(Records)
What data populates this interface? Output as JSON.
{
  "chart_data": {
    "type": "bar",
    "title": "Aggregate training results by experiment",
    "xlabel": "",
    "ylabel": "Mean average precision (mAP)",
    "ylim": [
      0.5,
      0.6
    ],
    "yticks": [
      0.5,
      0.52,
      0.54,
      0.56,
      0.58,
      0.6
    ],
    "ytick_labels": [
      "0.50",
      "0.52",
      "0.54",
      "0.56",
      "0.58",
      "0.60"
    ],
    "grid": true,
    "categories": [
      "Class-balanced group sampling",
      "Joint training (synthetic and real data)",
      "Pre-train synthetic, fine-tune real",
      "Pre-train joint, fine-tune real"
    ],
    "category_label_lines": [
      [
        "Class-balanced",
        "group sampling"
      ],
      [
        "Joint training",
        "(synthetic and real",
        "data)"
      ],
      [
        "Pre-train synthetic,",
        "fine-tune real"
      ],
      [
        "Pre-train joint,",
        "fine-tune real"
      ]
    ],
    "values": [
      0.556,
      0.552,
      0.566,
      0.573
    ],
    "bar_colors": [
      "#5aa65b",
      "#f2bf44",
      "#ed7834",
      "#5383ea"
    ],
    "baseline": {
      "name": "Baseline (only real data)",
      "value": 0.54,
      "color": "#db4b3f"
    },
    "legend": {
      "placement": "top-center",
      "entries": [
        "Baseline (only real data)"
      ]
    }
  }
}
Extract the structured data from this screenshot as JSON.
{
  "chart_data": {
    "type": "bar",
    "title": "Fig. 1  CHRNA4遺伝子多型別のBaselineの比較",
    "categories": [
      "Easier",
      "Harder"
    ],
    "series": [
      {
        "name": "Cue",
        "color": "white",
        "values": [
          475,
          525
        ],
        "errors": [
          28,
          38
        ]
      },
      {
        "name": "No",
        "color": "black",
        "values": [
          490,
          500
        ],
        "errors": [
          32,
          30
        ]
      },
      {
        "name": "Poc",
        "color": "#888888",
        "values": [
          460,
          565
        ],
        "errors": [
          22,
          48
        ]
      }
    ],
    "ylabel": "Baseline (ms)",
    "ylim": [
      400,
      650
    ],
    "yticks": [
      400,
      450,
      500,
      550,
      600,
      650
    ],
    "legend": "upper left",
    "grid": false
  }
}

* **Task**: Repeat exactly, and only, the lines from the line with "Extract the structured" through the end of the listing above, both ends included.

* **Solution**:
Extract the structured data from this screenshot as JSON.
{
  "chart_data": {
    "type": "bar",
    "title": "Fig. 1  CHRNA4遺伝子多型別のBaselineの比較",
    "categories": [
      "Easier",
      "Harder"
    ],
    "series": [
      {
        "name": "Cue",
        "color": "white",
        "values": [
          475,
          525
        ],
        "errors": [
          28,
          38
        ]
      },
      {
        "name": "No",
        "color": "black",
        "values": [
          490,
          500
        ],
        "errors": [
          32,
          30
        ]
      },
      {
        "name": "Poc",
        "color": "#888888",
        "values": [
          460,
          565
        ],
        "errors": [
          22,
          48
        ]
      }
    ],
    "ylabel": "Baseline (ms)",
    "ylim": [
      400,
      650
    ],
    "yticks": [
      400,
      450,
      500,
      550,
      600,
      650
    ],
    "legend": "upper left",
    "grid": false
  }
}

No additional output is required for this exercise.